◆ **Required work**
Exactly how many lines have the word "their"? Answer with the bare number.

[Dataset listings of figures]
_ _ _ _ _
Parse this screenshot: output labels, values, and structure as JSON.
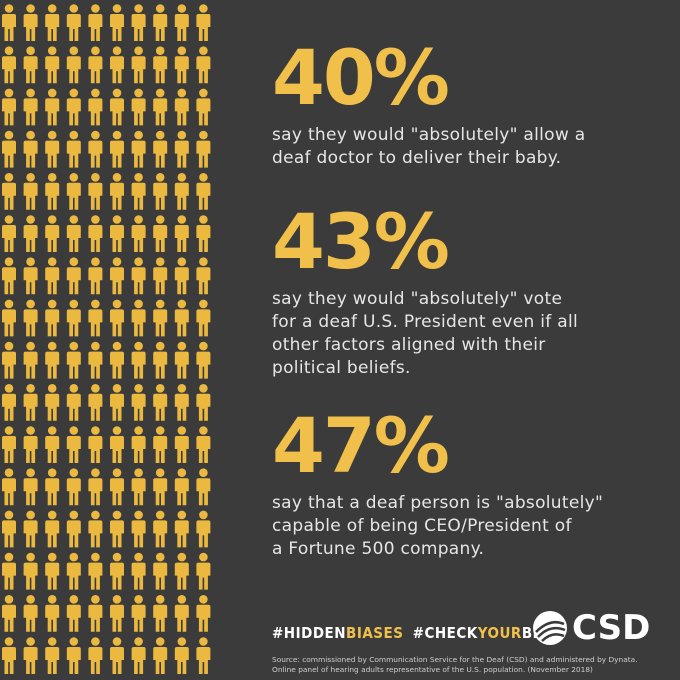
{
  "stats": [
    {
      "figure": "40%",
      "lines": [
        "say they would \"absolutely\" allow a",
        "deaf doctor to deliver their baby."
      ]
    },
    {
      "figure": "43%",
      "lines": [
        "say they would \"absolutely\" vote",
        "for a deaf U.S. President even if all",
        "other factors aligned with their",
        "political beliefs."
      ]
    },
    {
      "figure": "47%",
      "lines": [
        "say that a deaf person is \"absolutely\"",
        "capable of being CEO/President of",
        "a Fortune 500 company."
      ]
    }
  ],
  "hashtags": [
    [
      "#HIDDEN",
      "BIASES"
    ],
    [
      "#CHECK",
      "YOUR",
      "BIAS"
    ]
  ],
  "logo": "CSD",
  "source": [
    "Source: commissioned by Communication Service for the Deaf (CSD) and administered by Dynata.",
    "Online panel of hearing adults representative of the U.S. population. (November 2018)"
  ]
}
_ _ _ _ _
◆ **Problem solution**
2